TASK INSTRUCTIONS:
Check every line of the entries below for the word "name", and copy the ones that have it.
**** TASK DATA ****
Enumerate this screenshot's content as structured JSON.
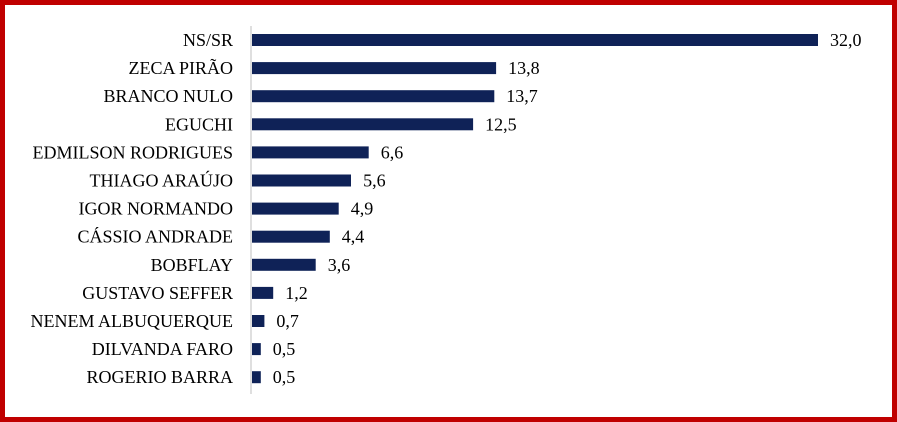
{
  "chart_data": {
    "type": "bar",
    "orientation": "horizontal",
    "categories": [
      "NS/SR",
      "ZECA PIRÃO",
      "BRANCO NULO",
      "EGUCHI",
      "EDMILSON RODRIGUES",
      "THIAGO ARAÚJO",
      "IGOR NORMANDO",
      "CÁSSIO ANDRADE",
      "BOBFLAY",
      "GUSTAVO SEFFER",
      "NENEM ALBUQUERQUE",
      "DILVANDA FARO",
      "ROGERIO BARRA"
    ],
    "values": [
      32.0,
      13.8,
      13.7,
      12.5,
      6.6,
      5.6,
      4.9,
      4.4,
      3.6,
      1.2,
      0.7,
      0.5,
      0.5
    ],
    "value_labels": [
      "32,0",
      "13,8",
      "13,7",
      "12,5",
      "6,6",
      "5,6",
      "4,9",
      "4,4",
      "3,6",
      "1,2",
      "0,7",
      "0,5",
      "0,5"
    ],
    "xlim": [
      0,
      32.0
    ],
    "grid": false,
    "legend": "none",
    "bar_color": "#0f2257",
    "frame_color": "#c00000"
  }
}
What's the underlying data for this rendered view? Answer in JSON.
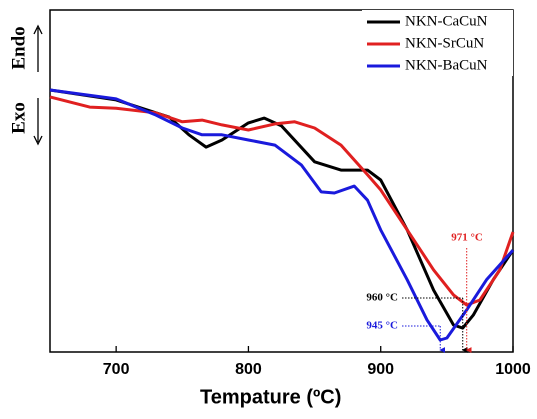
{
  "chart_data": {
    "type": "line",
    "x_label": "Tempature (ºC)",
    "y_labels": [
      "Endo",
      "Exo"
    ],
    "xlim": [
      650,
      1000
    ],
    "ylim": [
      0,
      100
    ],
    "xticks": [
      700,
      800,
      900,
      1000
    ],
    "legend": "top-right",
    "series": [
      {
        "name": "NKN-CaCuN",
        "color": "#000000",
        "x": [
          650,
          700,
          740,
          755,
          768,
          780,
          800,
          812,
          825,
          850,
          870,
          890,
          900,
          920,
          940,
          955,
          962,
          970,
          985,
          1000
        ],
        "values": [
          76.6,
          73.7,
          68.7,
          63.5,
          59.9,
          62.0,
          67.0,
          68.4,
          66.1,
          55.6,
          53.2,
          53.2,
          50.3,
          35.7,
          18.1,
          7.9,
          7.0,
          10.8,
          21.1,
          29.8
        ]
      },
      {
        "name": "NKN-SrCuN",
        "color": "#e02020",
        "x": [
          650,
          680,
          700,
          730,
          750,
          765,
          780,
          800,
          820,
          835,
          850,
          870,
          890,
          900,
          920,
          940,
          955,
          965,
          975,
          990,
          1000
        ],
        "values": [
          74.6,
          71.6,
          71.3,
          69.9,
          67.3,
          67.8,
          66.4,
          64.9,
          66.7,
          67.3,
          65.5,
          60.5,
          51.8,
          47.4,
          35.7,
          24.0,
          16.7,
          13.7,
          15.2,
          24.0,
          35.1
        ]
      },
      {
        "name": "NKN-BaCuN",
        "color": "#1a1adc",
        "x": [
          650,
          700,
          730,
          750,
          765,
          780,
          800,
          820,
          840,
          855,
          865,
          880,
          890,
          900,
          920,
          935,
          945,
          950,
          965,
          980,
          1000
        ],
        "values": [
          76.6,
          74.0,
          69.3,
          65.5,
          63.5,
          63.5,
          62.0,
          60.5,
          54.7,
          46.8,
          46.5,
          48.5,
          44.4,
          35.7,
          21.1,
          9.4,
          3.5,
          4.1,
          12.3,
          21.1,
          29.8
        ]
      }
    ],
    "annotations": [
      {
        "text": "960 °C",
        "color": "#000000"
      },
      {
        "text": "971 °C",
        "color": "#e02020"
      },
      {
        "text": "945 °C",
        "color": "#1a1adc"
      }
    ]
  }
}
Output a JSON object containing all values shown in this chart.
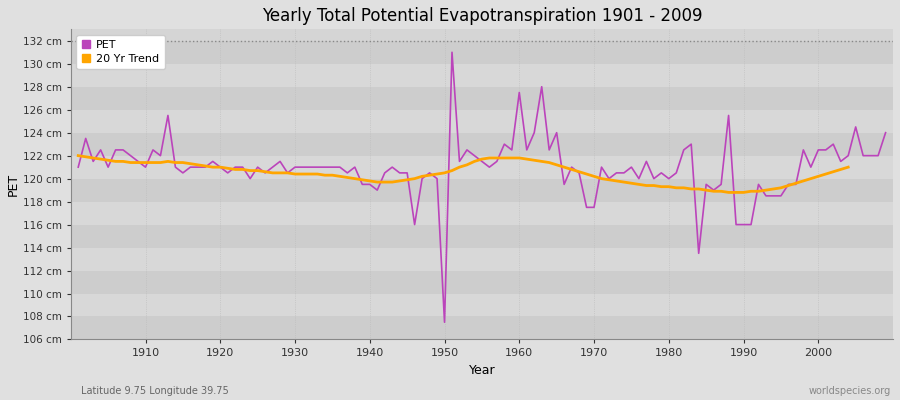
{
  "title": "Yearly Total Potential Evapotranspiration 1901 - 2009",
  "xlabel": "Year",
  "ylabel": "PET",
  "subtitle": "Latitude 9.75 Longitude 39.75",
  "watermark": "worldspecies.org",
  "ylim": [
    106,
    133
  ],
  "yticks": [
    106,
    108,
    110,
    112,
    114,
    116,
    118,
    120,
    122,
    124,
    126,
    128,
    130,
    132
  ],
  "xlim": [
    1900,
    2010
  ],
  "xticks": [
    1910,
    1920,
    1930,
    1940,
    1950,
    1960,
    1970,
    1980,
    1990,
    2000
  ],
  "pet_color": "#BB44BB",
  "trend_color": "#FFA500",
  "fig_bg": "#E8E8E8",
  "plot_bg": "#D8D8D8",
  "band_color_dark": "#CCCCCC",
  "band_color_light": "#E0E0E0",
  "grid_color": "#BBBBBB",
  "pet_label": "PET",
  "trend_label": "20 Yr Trend",
  "years": [
    1901,
    1902,
    1903,
    1904,
    1905,
    1906,
    1907,
    1908,
    1909,
    1910,
    1911,
    1912,
    1913,
    1914,
    1915,
    1916,
    1917,
    1918,
    1919,
    1920,
    1921,
    1922,
    1923,
    1924,
    1925,
    1926,
    1927,
    1928,
    1929,
    1930,
    1931,
    1932,
    1933,
    1934,
    1935,
    1936,
    1937,
    1938,
    1939,
    1940,
    1941,
    1942,
    1943,
    1944,
    1945,
    1946,
    1947,
    1948,
    1949,
    1950,
    1951,
    1952,
    1953,
    1954,
    1955,
    1956,
    1957,
    1958,
    1959,
    1960,
    1961,
    1962,
    1963,
    1964,
    1965,
    1966,
    1967,
    1968,
    1969,
    1970,
    1971,
    1972,
    1973,
    1974,
    1975,
    1976,
    1977,
    1978,
    1979,
    1980,
    1981,
    1982,
    1983,
    1984,
    1985,
    1986,
    1987,
    1988,
    1989,
    1990,
    1991,
    1992,
    1993,
    1994,
    1995,
    1996,
    1997,
    1998,
    1999,
    2000,
    2001,
    2002,
    2003,
    2004,
    2005,
    2006,
    2007,
    2008,
    2009
  ],
  "pet_values": [
    121.0,
    123.5,
    121.5,
    122.5,
    121.0,
    122.5,
    122.5,
    122.0,
    121.5,
    121.0,
    122.5,
    122.0,
    125.5,
    121.0,
    120.5,
    121.0,
    121.0,
    121.0,
    121.5,
    121.0,
    120.5,
    121.0,
    121.0,
    120.0,
    121.0,
    120.5,
    121.0,
    121.5,
    120.5,
    121.0,
    121.0,
    121.0,
    121.0,
    121.0,
    121.0,
    121.0,
    120.5,
    121.0,
    119.5,
    119.5,
    119.0,
    120.5,
    121.0,
    120.5,
    120.5,
    116.0,
    120.0,
    120.5,
    120.0,
    107.5,
    131.0,
    121.5,
    122.5,
    122.0,
    121.5,
    121.0,
    121.5,
    123.0,
    122.5,
    127.5,
    122.5,
    124.0,
    128.0,
    122.5,
    124.0,
    119.5,
    121.0,
    120.5,
    117.5,
    117.5,
    121.0,
    120.0,
    120.5,
    120.5,
    121.0,
    120.0,
    121.5,
    120.0,
    120.5,
    120.0,
    120.5,
    122.5,
    123.0,
    113.5,
    119.5,
    119.0,
    119.5,
    125.5,
    116.0,
    116.0,
    116.0,
    119.5,
    118.5,
    118.5,
    118.5,
    119.5,
    119.5,
    122.5,
    121.0,
    122.5,
    122.5,
    123.0,
    121.5,
    122.0,
    124.5,
    122.0,
    122.0,
    122.0,
    124.0
  ],
  "trend_values": [
    122.0,
    121.9,
    121.8,
    121.7,
    121.6,
    121.5,
    121.5,
    121.4,
    121.4,
    121.4,
    121.4,
    121.4,
    121.5,
    121.4,
    121.4,
    121.3,
    121.2,
    121.1,
    121.0,
    121.0,
    120.9,
    120.8,
    120.8,
    120.7,
    120.7,
    120.6,
    120.5,
    120.5,
    120.5,
    120.4,
    120.4,
    120.4,
    120.4,
    120.3,
    120.3,
    120.2,
    120.1,
    120.0,
    119.9,
    119.8,
    119.7,
    119.7,
    119.7,
    119.8,
    119.9,
    120.0,
    120.2,
    120.3,
    120.4,
    120.5,
    120.7,
    121.0,
    121.2,
    121.5,
    121.7,
    121.8,
    121.8,
    121.8,
    121.8,
    121.8,
    121.7,
    121.6,
    121.5,
    121.4,
    121.2,
    121.0,
    120.8,
    120.6,
    120.4,
    120.2,
    120.0,
    119.9,
    119.8,
    119.7,
    119.6,
    119.5,
    119.4,
    119.4,
    119.3,
    119.3,
    119.2,
    119.2,
    119.1,
    119.1,
    119.0,
    118.9,
    118.9,
    118.8,
    118.8,
    118.8,
    118.9,
    118.9,
    119.0,
    119.1,
    119.2,
    119.4,
    119.6,
    119.8,
    120.0,
    120.2,
    120.4,
    120.6,
    120.8,
    121.0,
    null,
    null,
    null,
    null,
    null
  ]
}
****
ANSWER FOR THE TASK:
        "name": "NKN-CaCuN",
        "name": "NKN-SrCuN",
        "name": "NKN-BaCuN",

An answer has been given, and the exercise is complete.